Task.
Scan the entries below. List each line with "Jessica".

Provided material.

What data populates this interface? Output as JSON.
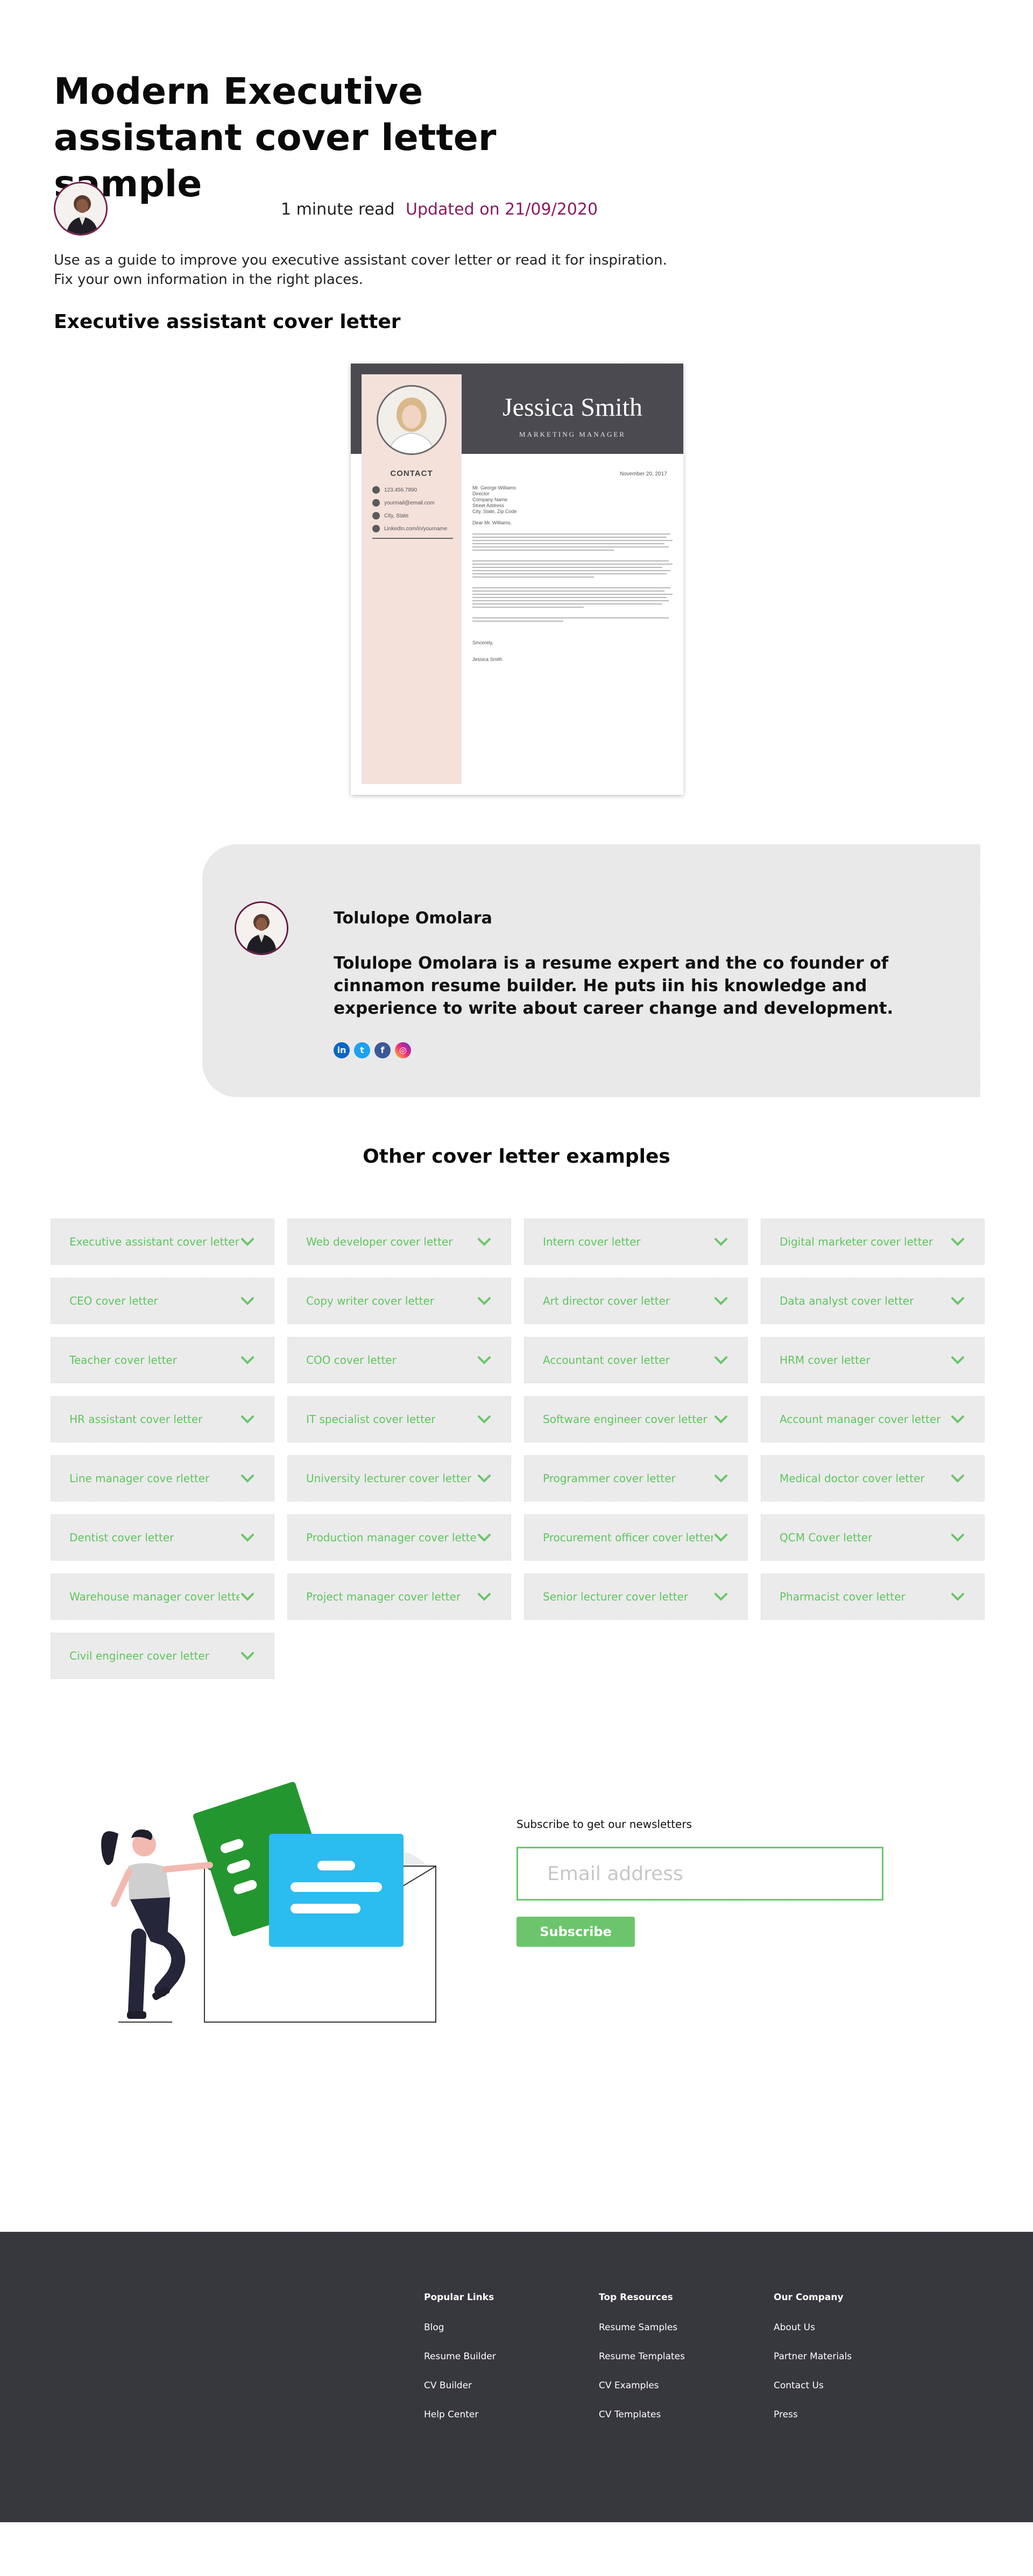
{
  "header": {
    "title": "Modern Executive assistant cover letter sample",
    "read_time": "1 minute read",
    "updated": "Updated on 21/09/2020",
    "intro_line1": "Use as a guide to improve you executive assistant cover letter or read it for inspiration.",
    "intro_line2": "Fix your own information in the right places.",
    "section_heading": "Executive assistant cover letter"
  },
  "resume": {
    "name": "Jessica Smith",
    "role": "MARKETING MANAGER",
    "contact_title": "CONTACT",
    "contacts": [
      "123.456.7890",
      "yourmail@email.com",
      "City, State",
      "LinkedIn.com/in/yourname"
    ],
    "date": "November 20, 2017",
    "recipient": [
      "Mr. George Williams",
      "Director",
      "Company Name",
      "Street Address",
      "City, State, Zip Code"
    ],
    "salutation": "Dear Mr. Williams,",
    "closing": "Sincerely,",
    "signature": "Jessica Smith"
  },
  "author": {
    "name": "Tolulope Omolara",
    "bio": "Tolulope Omolara is a resume expert and the co founder of cinnamon resume builder. He puts iin his knowledge and experience to write about career change and development.",
    "social": [
      "linkedin-icon",
      "twitter-icon",
      "facebook-icon",
      "instagram-icon"
    ]
  },
  "others": {
    "heading": "Other cover letter examples",
    "items": [
      "Executive assistant cover letter",
      "Web developer cover letter",
      "Intern cover letter",
      "Digital marketer cover letter",
      "CEO cover letter",
      "Copy writer cover letter",
      "Art director cover letter",
      "Data analyst cover letter",
      "Teacher cover letter",
      "COO cover letter",
      "Accountant cover letter",
      "HRM cover letter",
      "HR assistant cover letter",
      "IT specialist cover letter",
      "Software engineer cover letter",
      "Account manager cover letter",
      "Line manager cove rletter",
      "University lecturer cover letter",
      "Programmer cover letter",
      "Medical doctor cover letter",
      "Dentist cover letter",
      "Production manager cover letter",
      "Procurement officer cover letter",
      "QCM Cover letter",
      "Warehouse manager cover letter",
      "Project manager cover letter",
      "Senior lecturer cover letter",
      "Pharmacist cover letter",
      "Civil engineer cover letter"
    ]
  },
  "newsletter": {
    "label": "Subscribe to get our newsletters",
    "placeholder": "Email address",
    "button": "Subscribe"
  },
  "footer": {
    "columns": [
      {
        "title": "Popular Links",
        "links": [
          "Blog",
          "Resume Builder",
          "CV Builder",
          "Help Center"
        ]
      },
      {
        "title": "Top Resources",
        "links": [
          "Resume Samples",
          "Resume Templates",
          "CV Examples",
          "CV Templates"
        ]
      },
      {
        "title": "Our Company",
        "links": [
          "About Us",
          "Partner Materials",
          "Contact Us",
          "Press"
        ]
      }
    ]
  },
  "colors": {
    "accent_green": "#6cc56c",
    "updated_purple": "#8a1a62",
    "footer_bg": "#37373e"
  }
}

Reply to the task.
    "name": "Jessica Smith",
    "signature": "Jessica Smith"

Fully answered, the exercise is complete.